▶ [Stated exercise]: Print all entries precisely as they are written.

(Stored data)
-=-=-=-=-
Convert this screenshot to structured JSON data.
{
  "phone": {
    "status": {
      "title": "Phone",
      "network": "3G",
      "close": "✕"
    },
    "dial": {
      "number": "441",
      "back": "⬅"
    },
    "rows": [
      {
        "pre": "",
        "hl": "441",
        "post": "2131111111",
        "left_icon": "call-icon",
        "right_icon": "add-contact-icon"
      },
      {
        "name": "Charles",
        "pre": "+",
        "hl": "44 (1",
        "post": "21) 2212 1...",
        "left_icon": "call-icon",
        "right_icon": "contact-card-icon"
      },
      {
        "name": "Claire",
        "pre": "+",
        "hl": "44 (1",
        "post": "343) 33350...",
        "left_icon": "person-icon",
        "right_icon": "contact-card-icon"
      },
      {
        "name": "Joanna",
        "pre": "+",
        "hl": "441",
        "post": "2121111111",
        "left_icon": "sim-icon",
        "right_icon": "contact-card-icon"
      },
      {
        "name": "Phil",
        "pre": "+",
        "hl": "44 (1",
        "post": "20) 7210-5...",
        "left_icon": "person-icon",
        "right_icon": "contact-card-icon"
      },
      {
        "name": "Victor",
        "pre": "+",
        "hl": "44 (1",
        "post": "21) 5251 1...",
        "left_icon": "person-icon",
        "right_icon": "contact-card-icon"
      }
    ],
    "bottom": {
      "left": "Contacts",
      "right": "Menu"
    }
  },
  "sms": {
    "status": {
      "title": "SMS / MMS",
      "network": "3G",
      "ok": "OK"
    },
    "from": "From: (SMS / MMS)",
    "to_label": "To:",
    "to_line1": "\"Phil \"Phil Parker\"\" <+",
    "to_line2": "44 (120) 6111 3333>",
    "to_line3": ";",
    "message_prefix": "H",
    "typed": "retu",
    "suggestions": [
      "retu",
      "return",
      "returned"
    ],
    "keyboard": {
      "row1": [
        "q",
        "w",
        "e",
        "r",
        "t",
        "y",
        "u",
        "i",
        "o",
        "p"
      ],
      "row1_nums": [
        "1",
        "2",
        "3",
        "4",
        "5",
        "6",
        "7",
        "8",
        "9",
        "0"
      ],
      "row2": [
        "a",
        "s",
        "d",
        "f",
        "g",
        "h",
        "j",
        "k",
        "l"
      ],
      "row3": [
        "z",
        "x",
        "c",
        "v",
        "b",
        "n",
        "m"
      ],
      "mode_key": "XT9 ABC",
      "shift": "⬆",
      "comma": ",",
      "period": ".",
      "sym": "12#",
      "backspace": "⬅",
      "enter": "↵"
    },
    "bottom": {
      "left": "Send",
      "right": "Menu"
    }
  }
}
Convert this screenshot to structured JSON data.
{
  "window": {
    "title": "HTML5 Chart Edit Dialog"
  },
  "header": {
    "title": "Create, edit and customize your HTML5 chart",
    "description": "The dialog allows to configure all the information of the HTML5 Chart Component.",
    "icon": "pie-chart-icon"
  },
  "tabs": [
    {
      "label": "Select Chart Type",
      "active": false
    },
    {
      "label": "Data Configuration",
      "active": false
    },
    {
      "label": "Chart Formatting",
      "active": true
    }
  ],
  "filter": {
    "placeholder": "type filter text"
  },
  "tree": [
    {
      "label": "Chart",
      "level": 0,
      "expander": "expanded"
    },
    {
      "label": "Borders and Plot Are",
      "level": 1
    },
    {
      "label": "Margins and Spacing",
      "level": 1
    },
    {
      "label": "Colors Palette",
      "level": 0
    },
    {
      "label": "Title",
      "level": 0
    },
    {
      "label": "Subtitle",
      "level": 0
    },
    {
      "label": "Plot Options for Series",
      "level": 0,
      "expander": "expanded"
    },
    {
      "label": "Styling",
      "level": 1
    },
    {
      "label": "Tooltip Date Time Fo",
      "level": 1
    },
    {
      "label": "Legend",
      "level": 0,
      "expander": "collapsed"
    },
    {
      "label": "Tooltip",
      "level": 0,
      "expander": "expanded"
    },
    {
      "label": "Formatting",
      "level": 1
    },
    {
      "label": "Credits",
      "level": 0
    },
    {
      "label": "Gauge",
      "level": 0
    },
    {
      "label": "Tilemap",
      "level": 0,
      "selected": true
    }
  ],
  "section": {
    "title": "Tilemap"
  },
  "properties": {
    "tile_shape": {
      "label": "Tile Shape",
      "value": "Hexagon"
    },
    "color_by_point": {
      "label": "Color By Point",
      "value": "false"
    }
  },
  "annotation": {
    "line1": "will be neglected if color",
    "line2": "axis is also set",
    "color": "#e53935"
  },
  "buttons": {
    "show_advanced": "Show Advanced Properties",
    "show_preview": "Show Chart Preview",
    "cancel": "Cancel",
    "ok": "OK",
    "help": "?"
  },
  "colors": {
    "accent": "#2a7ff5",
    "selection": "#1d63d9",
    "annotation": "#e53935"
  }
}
-=-=-=-=-
▶ [Written answer]:
Convert this screenshot to structured JSON data.
{
  "phone": {
    "status": {
      "title": "Phone",
      "network": "3G",
      "close": "✕"
    },
    "dial": {
      "number": "441",
      "back": "⬅"
    },
    "rows": [
      {
        "pre": "",
        "hl": "441",
        "post": "2131111111",
        "left_icon": "call-icon",
        "right_icon": "add-contact-icon"
      },
      {
        "name": "Charles",
        "pre": "+",
        "hl": "44 (1",
        "post": "21) 2212 1...",
        "left_icon": "call-icon",
        "right_icon": "contact-card-icon"
      },
      {
        "name": "Claire",
        "pre": "+",
        "hl": "44 (1",
        "post": "343) 33350...",
        "left_icon": "person-icon",
        "right_icon": "contact-card-icon"
      },
      {
        "name": "Joanna",
        "pre": "+",
        "hl": "441",
        "post": "2121111111",
        "left_icon": "sim-icon",
        "right_icon": "contact-card-icon"
      },
      {
        "name": "Phil",
        "pre": "+",
        "hl": "44 (1",
        "post": "20) 7210-5...",
        "left_icon": "person-icon",
        "right_icon": "contact-card-icon"
      },
      {
        "name": "Victor",
        "pre": "+",
        "hl": "44 (1",
        "post": "21) 5251 1...",
        "left_icon": "person-icon",
        "right_icon": "contact-card-icon"
      }
    ],
    "bottom": {
      "left": "Contacts",
      "right": "Menu"
    }
  },
  "sms": {
    "status": {
      "title": "SMS / MMS",
      "network": "3G",
      "ok": "OK"
    },
    "from": "From: (SMS / MMS)",
    "to_label": "To:",
    "to_line1": "\"Phil \"Phil Parker\"\" <+",
    "to_line2": "44 (120) 6111 3333>",
    "to_line3": ";",
    "message_prefix": "H",
    "typed": "retu",
    "suggestions": [
      "retu",
      "return",
      "returned"
    ],
    "keyboard": {
      "row1": [
        "q",
        "w",
        "e",
        "r",
        "t",
        "y",
        "u",
        "i",
        "o",
        "p"
      ],
      "row1_nums": [
        "1",
        "2",
        "3",
        "4",
        "5",
        "6",
        "7",
        "8",
        "9",
        "0"
      ],
      "row2": [
        "a",
        "s",
        "d",
        "f",
        "g",
        "h",
        "j",
        "k",
        "l"
      ],
      "row3": [
        "z",
        "x",
        "c",
        "v",
        "b",
        "n",
        "m"
      ],
      "mode_key": "XT9 ABC",
      "shift": "⬆",
      "comma": ",",
      "period": ".",
      "sym": "12#",
      "backspace": "⬅",
      "enter": "↵"
    },
    "bottom": {
      "left": "Send",
      "right": "Menu"
    }
  }
}
Convert this screenshot to structured JSON data.
{
  "window": {
    "title": "HTML5 Chart Edit Dialog"
  },
  "header": {
    "title": "Create, edit and customize your HTML5 chart",
    "description": "The dialog allows to configure all the information of the HTML5 Chart Component.",
    "icon": "pie-chart-icon"
  },
  "tabs": [
    {
      "label": "Select Chart Type",
      "active": false
    },
    {
      "label": "Data Configuration",
      "active": false
    },
    {
      "label": "Chart Formatting",
      "active": true
    }
  ],
  "filter": {
    "placeholder": "type filter text"
  },
  "tree": [
    {
      "label": "Chart",
      "level": 0,
      "expander": "expanded"
    },
    {
      "label": "Borders and Plot Are",
      "level": 1
    },
    {
      "label": "Margins and Spacing",
      "level": 1
    },
    {
      "label": "Colors Palette",
      "level": 0
    },
    {
      "label": "Title",
      "level": 0
    },
    {
      "label": "Subtitle",
      "level": 0
    },
    {
      "label": "Plot Options for Series",
      "level": 0,
      "expander": "expanded"
    },
    {
      "label": "Styling",
      "level": 1
    },
    {
      "label": "Tooltip Date Time Fo",
      "level": 1
    },
    {
      "label": "Legend",
      "level": 0,
      "expander": "collapsed"
    },
    {
      "label": "Tooltip",
      "level": 0,
      "expander": "expanded"
    },
    {
      "label": "Formatting",
      "level": 1
    },
    {
      "label": "Credits",
      "level": 0
    },
    {
      "label": "Gauge",
      "level": 0
    },
    {
      "label": "Tilemap",
      "level": 0,
      "selected": true
    }
  ],
  "section": {
    "title": "Tilemap"
  },
  "properties": {
    "tile_shape": {
      "label": "Tile Shape",
      "value": "Hexagon"
    },
    "color_by_point": {
      "label": "Color By Point",
      "value": "false"
    }
  },
  "annotation": {
    "line1": "will be neglected if color",
    "line2": "axis is also set",
    "color": "#e53935"
  },
  "buttons": {
    "show_advanced": "Show Advanced Properties",
    "show_preview": "Show Chart Preview",
    "cancel": "Cancel",
    "ok": "OK",
    "help": "?"
  },
  "colors": {
    "accent": "#2a7ff5",
    "selection": "#1d63d9",
    "annotation": "#e53935"
  }
}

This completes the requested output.